The SEC Alleges That Some Binance Crypto Trading Was a Mirage

Mon Jul 24 2023
Eric Whitman (312 articles)
The SEC Alleges That Some Binance Crypto Trading Was a Mirage

When crypto company Binance launched its U.S. exchange in 2019, almost $70,000 of bitcoin changed hands in the first hour. But the demand didn’t come from external traders. “That was ourself, I think,” Binance Chief Executive Changpeng Zhao said in an internal message viewed by The Wall Street Journal. Just how much crypto trading volume is due to actual trades versus exchanges and coin promoters shuffling assets among themselves is an issue for regulators and investors trying to gauge the depth of these markets. The issue revolves around what is known as “wash trading.”

This practice involves someone trading an asset with themselves or an affiliate. The result is that there isn’t economic substance to the trades, which can inflate both prices and trading volume. The U.S. outlawed wash trading for stocks and bonds nearly a century ago. Now, concerns about wash trading in crypto markets have mounted, especially since trading volumes have become a crucial marketing point for crypto exchanges to draw customers into an opaque market.

The Securities and Exchange Commission sued Zhao and Binance.US last month, alleging that a firm he controlled inflated trading volumes on the U.S. exchange. The agency alleges Binance.US inflated trading volumes by using dozens of user accounts held by Sigma Chain, a Swiss trading company controlled by Zhao and whose existence was earlier reported on by the Journal.
Binance CEO Changpeng Zhao faces Securities and Exchange Commission allegations that a firm he controlled inflated trading volumes on Binance.US. Photo: BENOIT TESSIER/REUTERS

The SEC didn’t specify who executed those trades. The regulator said several Binance employees conducted Sigma Chain’s operations under Zhao’s direction. The day after the platform was launched in September 2019, wash trading between Sigma Chain accounts and accounts owned by Zhao and senior employees constituted nearly 70% of trading volume for one token, the SEC alleged.

“We strongly believe that the SEC’s allegations regarding wash trading are entirely unfounded, and based on a fundamental misunderstanding of the facts and a misapplication of the relevant law,” a spokeswoman for Binance.US said. A spokeswoman for Binance, which was founded by Zhao, said neither the company nor Zhao has engaged in or tolerated wash trading. While crypto trades are tracked on a public database called blockchain, centralized exchanges run their own order books, matching buyers and sellers. The exchanges’ orders aren’t archived on the public domain and aren’t overseen by regulators.

Over 70% of trading volume on crypto exchanges came from wash trading, according to a study that will be published in the journal Management Science. The study was based on analysis of crypto trading volume in the second half of 2019. “Wash trading is a rampant, industrywide issue for the cryptocurrency market,” said Will Cong, a finance professor at Cornell University, and one of the study’s authors. “The fact that they’re faking so much trading is just appalling.”

The study estimated that wash trading would have lent to a fake volume of more than $6 trillion in the first quarter of 2020. U.S.-listed Coinbase, one of the few exchanges the professors deemed as regulated because of its New York license, didn’t show any signs of wash trading during that period, according to Cong. Coinbase settled with the Commodity Futures Trading Commission in 2021 after the regulator said that an exchange employee engaged in wash trading over six weeks in 2016.

********

**Given instruction:**
Continue the article on the SEC's wash-trading allegations against Binance from where it stops.

**Dataset section:**
********

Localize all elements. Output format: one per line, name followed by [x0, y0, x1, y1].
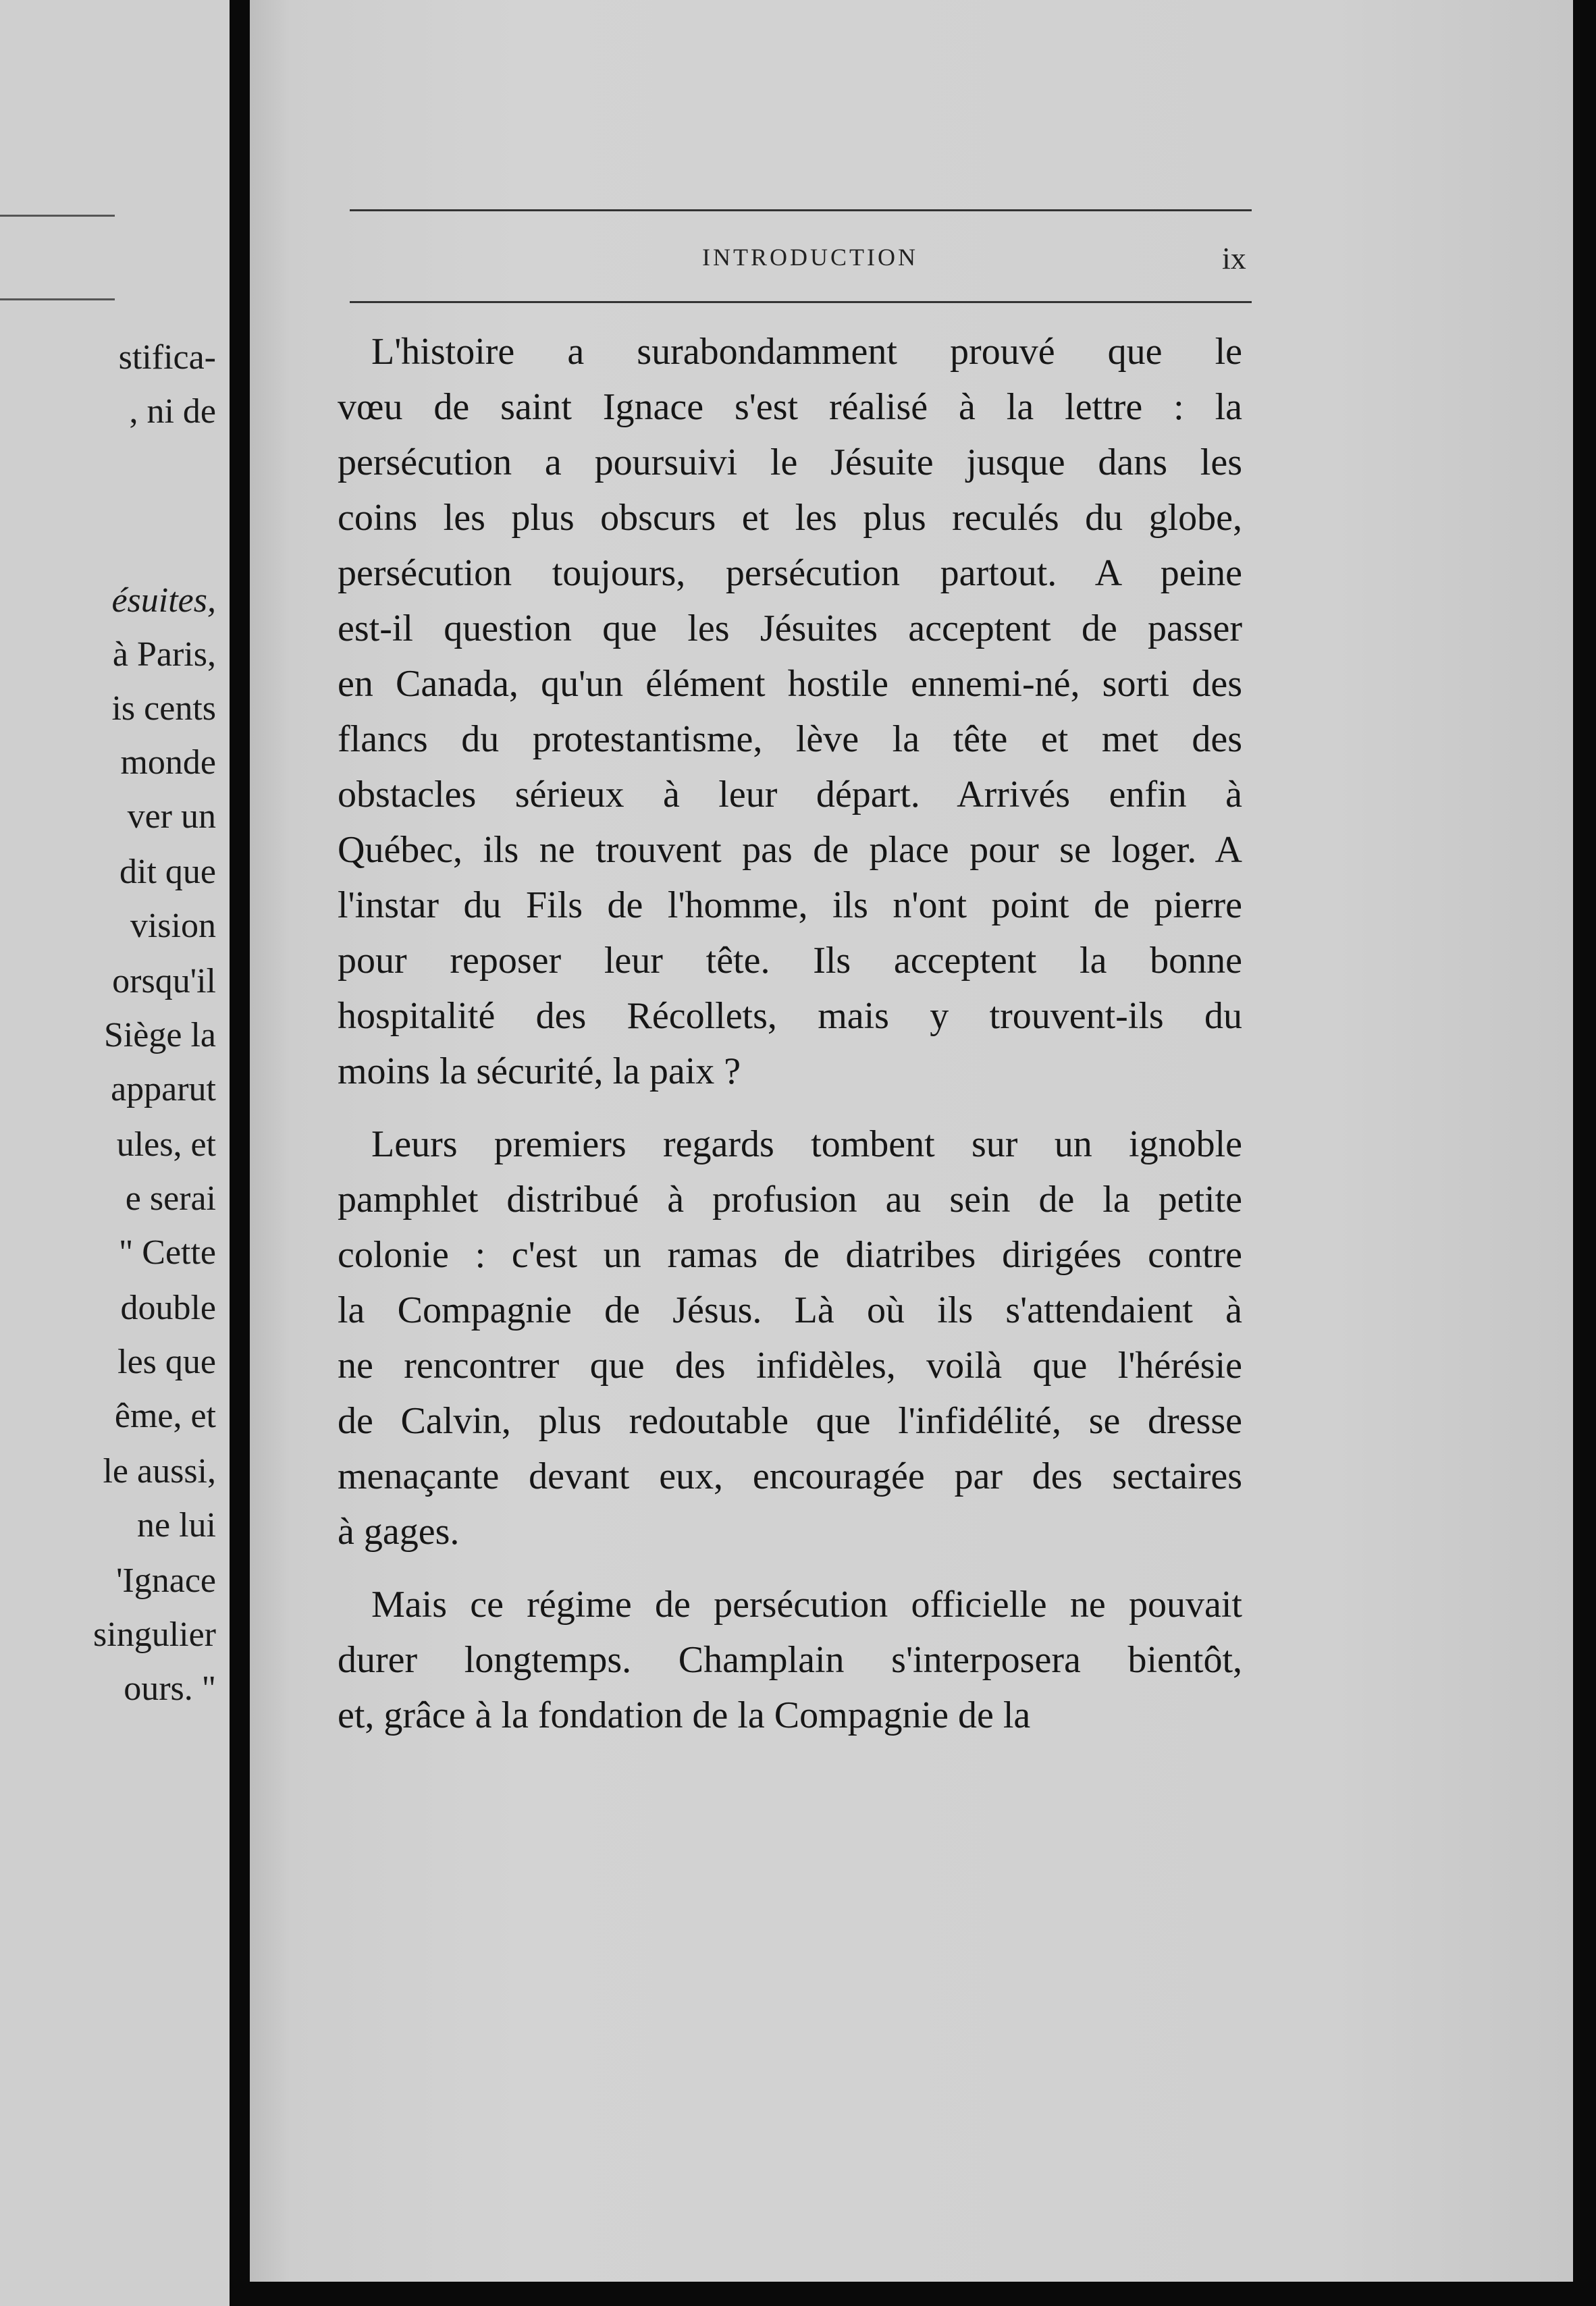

********

**The reply:**
The professors didn’t look into Binance’s U.S. arm given its late 2019 launch. But they did find that Binance, the larger, global exchange, wash-traded about 46% of its total volume. Binance’s spokeswoman said the exchange has a dedicated market-surveillance team that monitors activity to prevent that type of behavior. Internal Binance messages released by the SEC show Binance.US officials were aware the platform risked allowing wash trading from the beginning. A senior employee told the then-CEO of Binance.US, Catherine Coley, that the engine that matches trades could allow a user to trade with themselves.

“If some US compliance or regulation says we must prevent this, we will. Otherwise we will not,” the employee wrote to Coley in August 2019. A lawyer for Coley didn’t reply to requests for comment. More than a year later, another Binance.US executive told Coley that “[a]pparently we have nothing in place to prevent wash trading? Just tested myself, sold market order into my own bid.” Another Binance.US employee responded, “Yikes.”

The SEC said that Binance.US lacked any trade surveillance until at least February 2022, and that wash trading between Sigma Chain’s accounts went on through at least June of last year. That includes a period right before the exchange tapped outside investors for fresh funding in 2021. The Binance.US spokeswoman denied the allegations. “Our view is that these trades were entirely legitimate interactions involving independent strategies,” she said, adding: “The relative size of the trading activity does not support the suggestion that overall volume on the platform was affected.”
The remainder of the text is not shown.